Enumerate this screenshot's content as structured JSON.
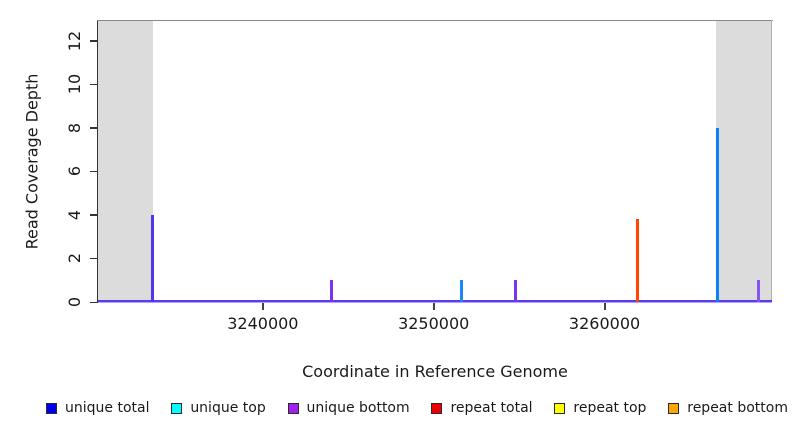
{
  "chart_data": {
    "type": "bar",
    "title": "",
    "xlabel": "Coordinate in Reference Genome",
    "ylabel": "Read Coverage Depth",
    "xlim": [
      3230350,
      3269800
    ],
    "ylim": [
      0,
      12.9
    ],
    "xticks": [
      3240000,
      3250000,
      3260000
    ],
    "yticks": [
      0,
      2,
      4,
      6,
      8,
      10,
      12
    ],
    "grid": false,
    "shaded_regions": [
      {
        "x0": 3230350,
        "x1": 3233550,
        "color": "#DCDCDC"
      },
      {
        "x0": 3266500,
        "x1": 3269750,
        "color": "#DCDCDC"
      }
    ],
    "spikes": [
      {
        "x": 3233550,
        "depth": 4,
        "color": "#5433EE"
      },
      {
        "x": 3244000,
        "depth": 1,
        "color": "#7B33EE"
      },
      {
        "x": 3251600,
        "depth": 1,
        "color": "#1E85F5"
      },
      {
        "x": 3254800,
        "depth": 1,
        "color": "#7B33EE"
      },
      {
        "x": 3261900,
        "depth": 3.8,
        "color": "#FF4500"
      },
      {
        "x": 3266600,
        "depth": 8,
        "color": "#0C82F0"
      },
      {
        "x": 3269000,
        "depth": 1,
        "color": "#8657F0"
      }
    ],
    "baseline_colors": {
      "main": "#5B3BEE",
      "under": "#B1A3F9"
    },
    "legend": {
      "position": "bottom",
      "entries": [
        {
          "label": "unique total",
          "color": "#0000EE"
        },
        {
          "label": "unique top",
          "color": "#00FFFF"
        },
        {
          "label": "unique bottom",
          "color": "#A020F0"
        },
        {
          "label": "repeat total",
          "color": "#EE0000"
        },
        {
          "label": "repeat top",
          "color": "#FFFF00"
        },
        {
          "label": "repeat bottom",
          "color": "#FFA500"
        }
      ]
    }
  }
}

...

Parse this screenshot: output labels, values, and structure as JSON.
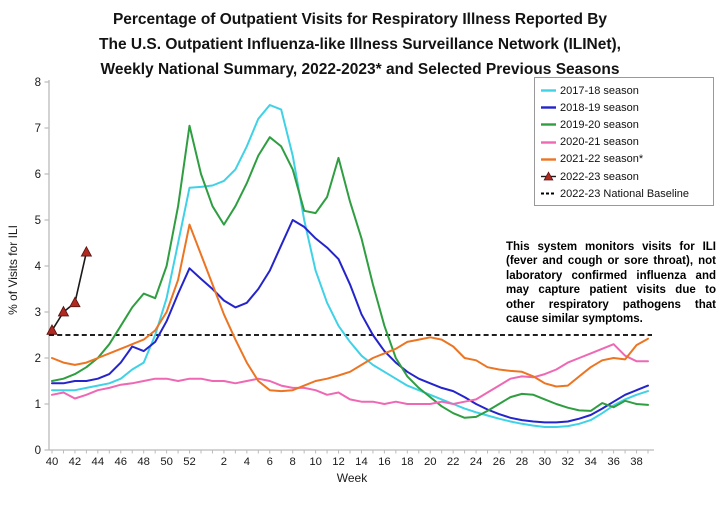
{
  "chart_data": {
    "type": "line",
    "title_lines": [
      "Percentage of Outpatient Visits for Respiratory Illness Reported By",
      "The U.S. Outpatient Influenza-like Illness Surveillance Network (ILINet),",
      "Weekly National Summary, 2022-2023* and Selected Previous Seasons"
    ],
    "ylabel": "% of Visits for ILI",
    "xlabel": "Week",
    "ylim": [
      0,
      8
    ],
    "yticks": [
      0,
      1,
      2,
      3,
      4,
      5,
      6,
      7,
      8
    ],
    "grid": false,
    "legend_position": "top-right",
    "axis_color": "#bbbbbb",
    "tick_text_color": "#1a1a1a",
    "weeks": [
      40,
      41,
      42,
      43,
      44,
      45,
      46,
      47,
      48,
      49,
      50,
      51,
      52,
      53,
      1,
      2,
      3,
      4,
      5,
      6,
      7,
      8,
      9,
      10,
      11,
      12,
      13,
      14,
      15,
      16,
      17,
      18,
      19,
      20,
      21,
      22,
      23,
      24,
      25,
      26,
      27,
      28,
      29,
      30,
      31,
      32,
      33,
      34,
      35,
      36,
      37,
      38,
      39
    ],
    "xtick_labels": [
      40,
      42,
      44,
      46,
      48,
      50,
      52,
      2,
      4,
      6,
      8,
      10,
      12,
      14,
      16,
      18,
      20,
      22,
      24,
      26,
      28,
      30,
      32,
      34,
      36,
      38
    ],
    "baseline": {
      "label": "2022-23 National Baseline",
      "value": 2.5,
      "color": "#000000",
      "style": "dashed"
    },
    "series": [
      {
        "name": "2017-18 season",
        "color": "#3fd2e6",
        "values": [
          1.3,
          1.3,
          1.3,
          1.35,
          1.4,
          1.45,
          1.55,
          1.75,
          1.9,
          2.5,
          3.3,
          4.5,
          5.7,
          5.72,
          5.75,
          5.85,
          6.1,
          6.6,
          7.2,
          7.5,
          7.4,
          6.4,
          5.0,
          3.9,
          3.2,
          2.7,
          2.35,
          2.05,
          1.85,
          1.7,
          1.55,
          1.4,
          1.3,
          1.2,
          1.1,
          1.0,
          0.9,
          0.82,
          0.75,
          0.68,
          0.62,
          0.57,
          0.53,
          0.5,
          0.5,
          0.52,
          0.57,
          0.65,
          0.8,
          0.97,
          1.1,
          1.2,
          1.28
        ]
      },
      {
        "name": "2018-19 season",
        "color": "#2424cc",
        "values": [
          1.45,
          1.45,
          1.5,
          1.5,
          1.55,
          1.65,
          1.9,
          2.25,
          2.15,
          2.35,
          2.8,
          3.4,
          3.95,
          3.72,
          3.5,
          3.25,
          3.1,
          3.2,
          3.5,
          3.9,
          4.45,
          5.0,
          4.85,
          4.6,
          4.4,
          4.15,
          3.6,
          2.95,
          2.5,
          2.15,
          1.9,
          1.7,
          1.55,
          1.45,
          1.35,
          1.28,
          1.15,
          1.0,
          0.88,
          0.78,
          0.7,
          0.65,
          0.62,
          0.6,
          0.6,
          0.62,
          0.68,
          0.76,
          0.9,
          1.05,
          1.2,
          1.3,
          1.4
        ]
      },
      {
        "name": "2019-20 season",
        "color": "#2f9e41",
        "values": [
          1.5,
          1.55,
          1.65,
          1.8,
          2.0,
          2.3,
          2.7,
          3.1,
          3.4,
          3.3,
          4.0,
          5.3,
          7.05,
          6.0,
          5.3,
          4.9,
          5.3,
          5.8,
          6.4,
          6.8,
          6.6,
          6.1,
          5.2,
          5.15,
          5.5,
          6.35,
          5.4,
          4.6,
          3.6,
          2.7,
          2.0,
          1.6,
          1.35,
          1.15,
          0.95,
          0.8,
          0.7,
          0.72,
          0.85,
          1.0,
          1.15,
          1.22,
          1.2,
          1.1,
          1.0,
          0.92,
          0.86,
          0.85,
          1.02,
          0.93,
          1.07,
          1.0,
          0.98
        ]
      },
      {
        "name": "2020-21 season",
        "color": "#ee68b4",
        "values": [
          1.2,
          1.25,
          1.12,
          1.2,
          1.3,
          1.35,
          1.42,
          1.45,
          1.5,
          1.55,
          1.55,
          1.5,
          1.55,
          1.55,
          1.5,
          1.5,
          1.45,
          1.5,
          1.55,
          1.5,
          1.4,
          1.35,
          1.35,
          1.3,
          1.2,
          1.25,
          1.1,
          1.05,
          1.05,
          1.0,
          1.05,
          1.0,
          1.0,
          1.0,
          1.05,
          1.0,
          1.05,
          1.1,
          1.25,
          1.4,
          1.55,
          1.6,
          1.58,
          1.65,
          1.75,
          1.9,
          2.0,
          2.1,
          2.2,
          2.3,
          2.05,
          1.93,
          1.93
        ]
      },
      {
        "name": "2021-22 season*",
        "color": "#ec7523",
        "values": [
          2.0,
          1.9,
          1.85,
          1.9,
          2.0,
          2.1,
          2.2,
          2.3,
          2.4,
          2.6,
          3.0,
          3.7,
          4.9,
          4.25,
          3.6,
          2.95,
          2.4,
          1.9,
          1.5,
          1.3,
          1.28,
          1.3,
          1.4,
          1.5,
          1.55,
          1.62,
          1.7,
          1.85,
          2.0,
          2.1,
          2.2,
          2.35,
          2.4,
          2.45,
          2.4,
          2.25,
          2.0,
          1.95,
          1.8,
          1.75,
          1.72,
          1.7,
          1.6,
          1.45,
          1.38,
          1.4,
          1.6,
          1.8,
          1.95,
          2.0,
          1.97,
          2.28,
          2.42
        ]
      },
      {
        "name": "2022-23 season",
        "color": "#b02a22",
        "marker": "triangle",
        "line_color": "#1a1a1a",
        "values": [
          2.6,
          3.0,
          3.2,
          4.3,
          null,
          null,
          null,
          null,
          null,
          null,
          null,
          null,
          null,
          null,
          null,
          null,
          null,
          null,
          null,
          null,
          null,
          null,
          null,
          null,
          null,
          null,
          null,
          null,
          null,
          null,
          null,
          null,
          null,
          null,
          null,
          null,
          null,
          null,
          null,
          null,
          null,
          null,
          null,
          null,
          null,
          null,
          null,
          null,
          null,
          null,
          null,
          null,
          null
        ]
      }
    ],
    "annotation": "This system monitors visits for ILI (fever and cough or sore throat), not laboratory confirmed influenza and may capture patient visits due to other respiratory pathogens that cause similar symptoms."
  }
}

ABOUT THIS TASK >> Return, from the data, each line where the string "bottom" occurs.

RESPONSE TO THIS TASK >>
      "position": "bottom",
          "label": "unique bottom",
          "label": "repeat bottom",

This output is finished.